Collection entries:
— Start —

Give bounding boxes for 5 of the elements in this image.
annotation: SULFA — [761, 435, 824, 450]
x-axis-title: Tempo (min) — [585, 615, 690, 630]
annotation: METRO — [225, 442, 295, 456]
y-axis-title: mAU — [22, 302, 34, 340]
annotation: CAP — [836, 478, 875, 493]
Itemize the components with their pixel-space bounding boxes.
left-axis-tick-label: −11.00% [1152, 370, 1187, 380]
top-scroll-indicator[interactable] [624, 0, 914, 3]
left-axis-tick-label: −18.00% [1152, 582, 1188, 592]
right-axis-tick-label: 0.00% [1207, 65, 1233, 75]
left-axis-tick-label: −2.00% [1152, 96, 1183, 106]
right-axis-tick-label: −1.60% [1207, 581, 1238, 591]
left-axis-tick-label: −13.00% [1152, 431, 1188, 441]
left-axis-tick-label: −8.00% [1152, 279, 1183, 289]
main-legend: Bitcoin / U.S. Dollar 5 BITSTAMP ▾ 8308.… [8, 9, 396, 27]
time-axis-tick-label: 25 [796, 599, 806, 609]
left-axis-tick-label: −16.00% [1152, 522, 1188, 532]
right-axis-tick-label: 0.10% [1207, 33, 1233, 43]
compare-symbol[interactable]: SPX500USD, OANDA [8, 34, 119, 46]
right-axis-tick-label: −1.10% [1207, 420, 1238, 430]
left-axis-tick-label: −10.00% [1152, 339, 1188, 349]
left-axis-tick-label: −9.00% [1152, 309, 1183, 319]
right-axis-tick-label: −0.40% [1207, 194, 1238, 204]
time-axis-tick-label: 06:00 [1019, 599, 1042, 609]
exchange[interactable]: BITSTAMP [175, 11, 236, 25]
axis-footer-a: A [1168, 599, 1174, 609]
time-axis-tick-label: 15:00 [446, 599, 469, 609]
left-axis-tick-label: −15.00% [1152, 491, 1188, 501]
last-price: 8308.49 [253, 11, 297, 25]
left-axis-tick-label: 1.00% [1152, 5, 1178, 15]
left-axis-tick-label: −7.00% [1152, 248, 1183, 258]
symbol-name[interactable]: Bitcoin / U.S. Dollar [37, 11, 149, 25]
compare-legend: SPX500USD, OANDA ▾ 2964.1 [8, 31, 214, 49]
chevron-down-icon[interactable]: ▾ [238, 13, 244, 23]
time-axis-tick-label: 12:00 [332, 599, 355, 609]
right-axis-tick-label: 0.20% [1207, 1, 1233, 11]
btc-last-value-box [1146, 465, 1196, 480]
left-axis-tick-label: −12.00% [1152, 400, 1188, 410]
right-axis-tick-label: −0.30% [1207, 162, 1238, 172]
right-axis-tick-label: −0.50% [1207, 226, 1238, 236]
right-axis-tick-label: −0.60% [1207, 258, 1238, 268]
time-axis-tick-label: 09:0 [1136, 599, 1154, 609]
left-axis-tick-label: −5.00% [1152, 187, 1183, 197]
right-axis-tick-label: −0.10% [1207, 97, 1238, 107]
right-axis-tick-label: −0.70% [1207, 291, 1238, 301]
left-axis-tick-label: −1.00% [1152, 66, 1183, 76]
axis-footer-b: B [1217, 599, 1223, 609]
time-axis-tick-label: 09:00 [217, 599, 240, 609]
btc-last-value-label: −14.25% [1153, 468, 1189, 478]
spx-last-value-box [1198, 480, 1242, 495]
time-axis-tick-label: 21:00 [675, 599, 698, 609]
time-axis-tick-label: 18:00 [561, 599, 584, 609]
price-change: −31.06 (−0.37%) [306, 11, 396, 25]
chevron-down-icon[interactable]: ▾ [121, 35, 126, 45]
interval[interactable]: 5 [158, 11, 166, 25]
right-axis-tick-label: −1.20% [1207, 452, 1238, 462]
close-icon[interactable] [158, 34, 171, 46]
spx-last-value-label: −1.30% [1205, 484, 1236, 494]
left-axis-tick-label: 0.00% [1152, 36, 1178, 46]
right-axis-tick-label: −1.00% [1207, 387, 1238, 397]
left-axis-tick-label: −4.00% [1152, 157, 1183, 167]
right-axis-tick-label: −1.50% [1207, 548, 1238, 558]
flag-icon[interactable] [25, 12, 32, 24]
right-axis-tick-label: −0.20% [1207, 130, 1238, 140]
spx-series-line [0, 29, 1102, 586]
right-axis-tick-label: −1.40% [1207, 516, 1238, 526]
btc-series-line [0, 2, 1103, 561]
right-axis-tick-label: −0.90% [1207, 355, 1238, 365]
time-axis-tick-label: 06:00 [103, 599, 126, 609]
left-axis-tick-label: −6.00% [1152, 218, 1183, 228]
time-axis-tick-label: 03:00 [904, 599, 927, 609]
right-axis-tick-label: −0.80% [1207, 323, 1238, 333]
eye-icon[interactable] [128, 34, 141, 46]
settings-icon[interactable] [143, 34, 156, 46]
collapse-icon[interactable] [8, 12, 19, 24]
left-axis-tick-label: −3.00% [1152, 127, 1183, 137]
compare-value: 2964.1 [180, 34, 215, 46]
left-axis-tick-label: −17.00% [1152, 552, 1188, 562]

— End —

Copy every line of the items above, keeping each one unchanged.

Give bounding boxes for 5 of the elements in this image.
annotation: SULFA — [761, 435, 824, 450]
x-axis-title: Tempo (min) — [585, 615, 690, 630]
annotation: METRO — [225, 442, 295, 456]
y-axis-title: mAU — [22, 302, 34, 340]
annotation: CAP — [836, 478, 875, 493]
Itemize the components with their pixel-space bounding boxes.
left-axis-tick-label: −11.00% [1152, 370, 1187, 380]
top-scroll-indicator[interactable] [624, 0, 914, 3]
left-axis-tick-label: −18.00% [1152, 582, 1188, 592]
right-axis-tick-label: 0.00% [1207, 65, 1233, 75]
left-axis-tick-label: −2.00% [1152, 96, 1183, 106]
right-axis-tick-label: −1.60% [1207, 581, 1238, 591]
left-axis-tick-label: −13.00% [1152, 431, 1188, 441]
left-axis-tick-label: −8.00% [1152, 279, 1183, 289]
main-legend: Bitcoin / U.S. Dollar 5 BITSTAMP ▾ 8308.… [8, 9, 396, 27]
time-axis-tick-label: 25 [796, 599, 806, 609]
left-axis-tick-label: −16.00% [1152, 522, 1188, 532]
right-axis-tick-label: 0.10% [1207, 33, 1233, 43]
compare-symbol[interactable]: SPX500USD, OANDA [8, 34, 119, 46]
right-axis-tick-label: −1.10% [1207, 420, 1238, 430]
left-axis-tick-label: −10.00% [1152, 339, 1188, 349]
left-axis-tick-label: −9.00% [1152, 309, 1183, 319]
right-axis-tick-label: −0.40% [1207, 194, 1238, 204]
time-axis-tick-label: 06:00 [1019, 599, 1042, 609]
exchange[interactable]: BITSTAMP [175, 11, 236, 25]
axis-footer-a: A [1168, 599, 1174, 609]
time-axis-tick-label: 15:00 [446, 599, 469, 609]
left-axis-tick-label: −15.00% [1152, 491, 1188, 501]
last-price: 8308.49 [253, 11, 297, 25]
left-axis-tick-label: 1.00% [1152, 5, 1178, 15]
left-axis-tick-label: −7.00% [1152, 248, 1183, 258]
symbol-name[interactable]: Bitcoin / U.S. Dollar [37, 11, 149, 25]
compare-legend: SPX500USD, OANDA ▾ 2964.1 [8, 31, 214, 49]
chevron-down-icon[interactable]: ▾ [238, 13, 244, 23]
time-axis-tick-label: 12:00 [332, 599, 355, 609]
right-axis-tick-label: 0.20% [1207, 1, 1233, 11]
btc-last-value-box [1146, 465, 1196, 480]
left-axis-tick-label: −12.00% [1152, 400, 1188, 410]
right-axis-tick-label: −0.30% [1207, 162, 1238, 172]
right-axis-tick-label: −0.50% [1207, 226, 1238, 236]
right-axis-tick-label: −0.60% [1207, 258, 1238, 268]
time-axis-tick-label: 09:0 [1136, 599, 1154, 609]
left-axis-tick-label: −5.00% [1152, 187, 1183, 197]
right-axis-tick-label: −0.10% [1207, 97, 1238, 107]
right-axis-tick-label: −0.70% [1207, 291, 1238, 301]
left-axis-tick-label: −1.00% [1152, 66, 1183, 76]
axis-footer-b: B [1217, 599, 1223, 609]
time-axis-tick-label: 09:00 [217, 599, 240, 609]
btc-last-value-label: −14.25% [1153, 468, 1189, 478]
spx-last-value-box [1198, 480, 1242, 495]
time-axis-tick-label: 21:00 [675, 599, 698, 609]
time-axis-tick-label: 18:00 [561, 599, 584, 609]
price-change: −31.06 (−0.37%) [306, 11, 396, 25]
chevron-down-icon[interactable]: ▾ [121, 35, 126, 45]
interval[interactable]: 5 [158, 11, 166, 25]
right-axis-tick-label: −1.20% [1207, 452, 1238, 462]
close-icon[interactable] [158, 34, 171, 46]
spx-last-value-label: −1.30% [1205, 484, 1236, 494]
left-axis-tick-label: 0.00% [1152, 36, 1178, 46]
right-axis-tick-label: −1.00% [1207, 387, 1238, 397]
left-axis-tick-label: −4.00% [1152, 157, 1183, 167]
right-axis-tick-label: −1.50% [1207, 548, 1238, 558]
flag-icon[interactable] [25, 12, 32, 24]
right-axis-tick-label: −0.20% [1207, 130, 1238, 140]
spx-series-line [0, 29, 1102, 586]
right-axis-tick-label: −1.40% [1207, 516, 1238, 526]
btc-series-line [0, 2, 1103, 561]
right-axis-tick-label: −0.90% [1207, 355, 1238, 365]
time-axis-tick-label: 06:00 [103, 599, 126, 609]
left-axis-tick-label: −6.00% [1152, 218, 1183, 228]
time-axis-tick-label: 03:00 [904, 599, 927, 609]
right-axis-tick-label: −0.80% [1207, 323, 1238, 333]
eye-icon[interactable] [128, 34, 141, 46]
settings-icon[interactable] [143, 34, 156, 46]
collapse-icon[interactable] [8, 12, 19, 24]
left-axis-tick-label: −3.00% [1152, 127, 1183, 137]
compare-value: 2964.1 [180, 34, 215, 46]
left-axis-tick-label: −17.00% [1152, 552, 1188, 562]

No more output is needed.